(begin)
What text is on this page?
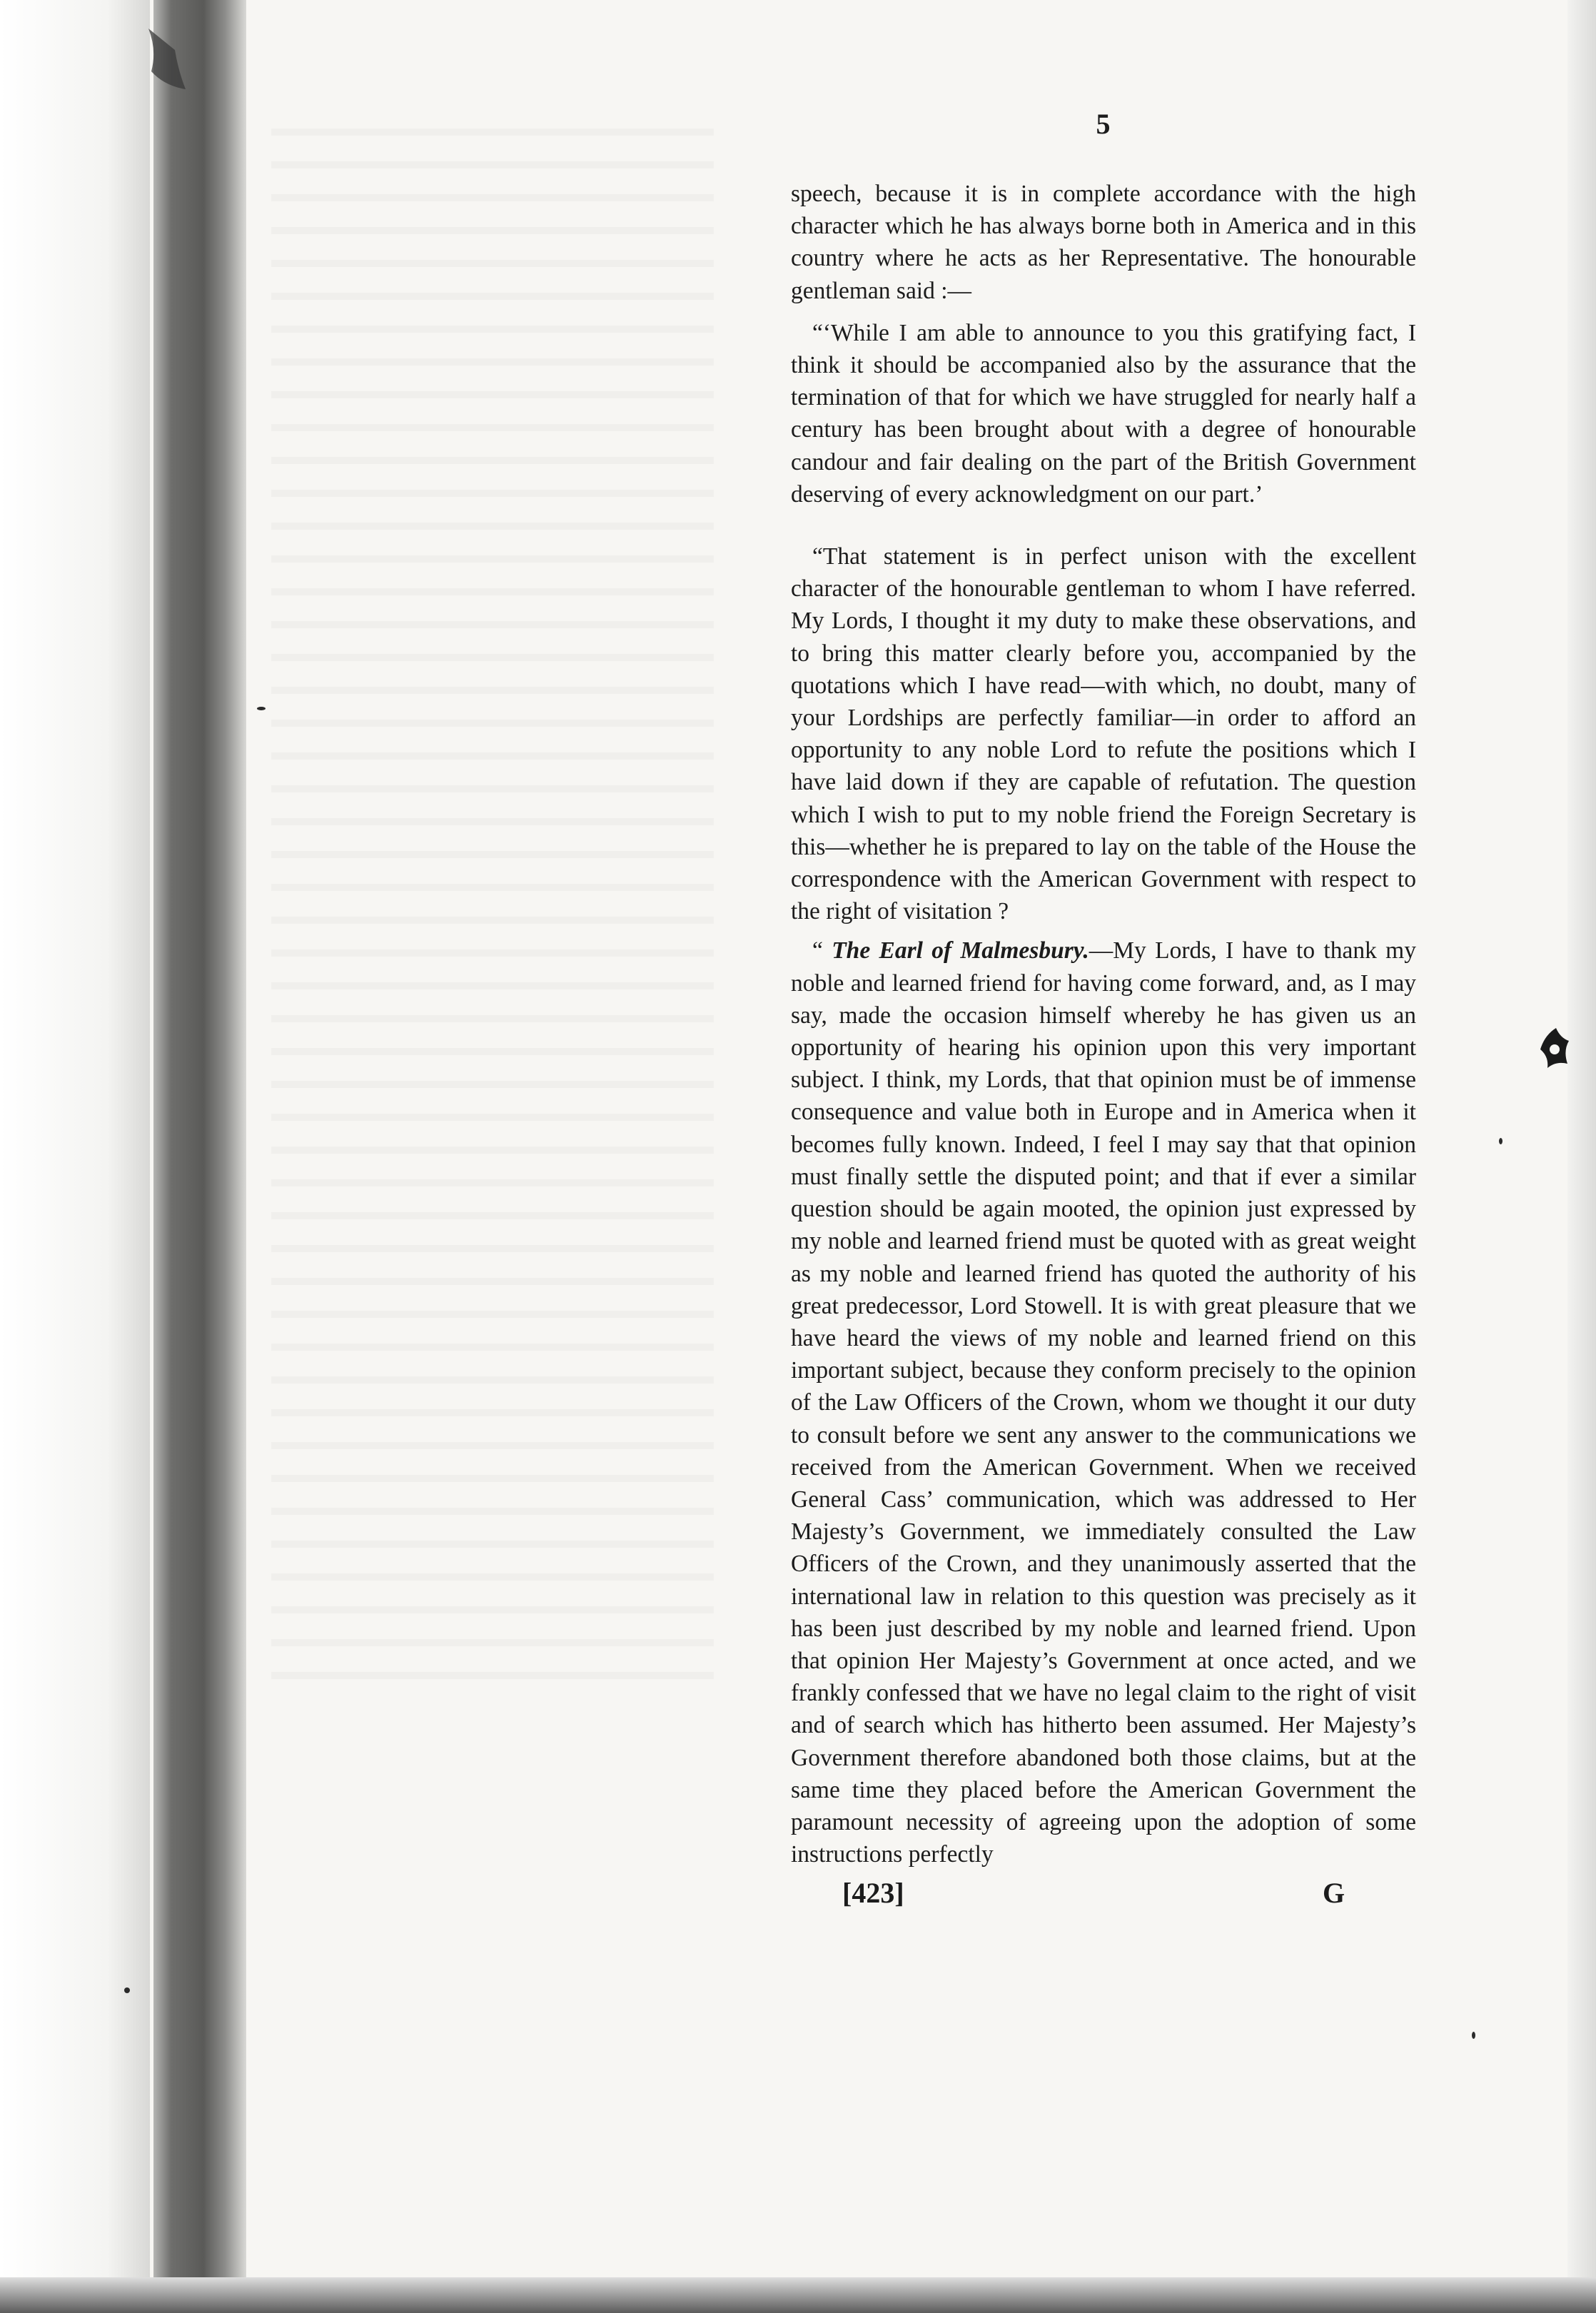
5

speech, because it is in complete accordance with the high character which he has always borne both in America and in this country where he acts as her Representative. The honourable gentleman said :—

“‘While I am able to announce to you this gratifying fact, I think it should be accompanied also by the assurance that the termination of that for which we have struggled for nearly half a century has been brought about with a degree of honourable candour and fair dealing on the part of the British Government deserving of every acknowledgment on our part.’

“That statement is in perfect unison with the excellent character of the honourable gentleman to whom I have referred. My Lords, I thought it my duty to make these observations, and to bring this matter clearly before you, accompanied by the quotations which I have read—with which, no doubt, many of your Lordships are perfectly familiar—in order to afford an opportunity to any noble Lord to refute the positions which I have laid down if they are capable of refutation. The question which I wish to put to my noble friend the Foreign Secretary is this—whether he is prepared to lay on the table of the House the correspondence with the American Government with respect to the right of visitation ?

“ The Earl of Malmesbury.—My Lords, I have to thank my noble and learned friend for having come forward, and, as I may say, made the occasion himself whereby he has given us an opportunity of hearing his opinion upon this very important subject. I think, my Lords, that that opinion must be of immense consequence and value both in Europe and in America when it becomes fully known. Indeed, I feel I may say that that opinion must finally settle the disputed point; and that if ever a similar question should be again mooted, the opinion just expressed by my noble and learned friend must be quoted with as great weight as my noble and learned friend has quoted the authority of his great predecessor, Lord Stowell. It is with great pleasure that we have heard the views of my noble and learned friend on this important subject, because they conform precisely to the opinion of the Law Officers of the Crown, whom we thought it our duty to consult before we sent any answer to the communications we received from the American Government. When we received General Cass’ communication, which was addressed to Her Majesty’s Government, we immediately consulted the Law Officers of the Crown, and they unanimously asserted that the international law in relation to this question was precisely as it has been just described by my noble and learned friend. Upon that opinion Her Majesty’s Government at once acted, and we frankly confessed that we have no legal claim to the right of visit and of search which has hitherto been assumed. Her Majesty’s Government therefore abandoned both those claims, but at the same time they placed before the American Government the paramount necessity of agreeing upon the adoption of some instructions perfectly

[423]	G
(end)
§ **Exercise**
Copy each line of the listing that includes "gentleman".

§ **Complete answer**
speech, because it is in complete accordance with the high character which he has always borne both in America and in this country where he acts as her Representative. The honourable gentleman said :—
“That statement is in perfect unison with the excellent character of the honourable gentleman to whom I have referred. My Lords, I thought it my duty to make these observations, and to bring this matter clearly before you, accompanied by the quotations which I have read—with which, no doubt, many of your Lordships are perfectly familiar—in order to afford an opportunity to any noble Lord to refute the positions which I have laid down if they are capable of refutation. The question which I wish to put to my noble friend the Foreign Secretary is this—whether he is prepared to lay on the table of the House the correspondence with the American Government with respect to the right of visitation ?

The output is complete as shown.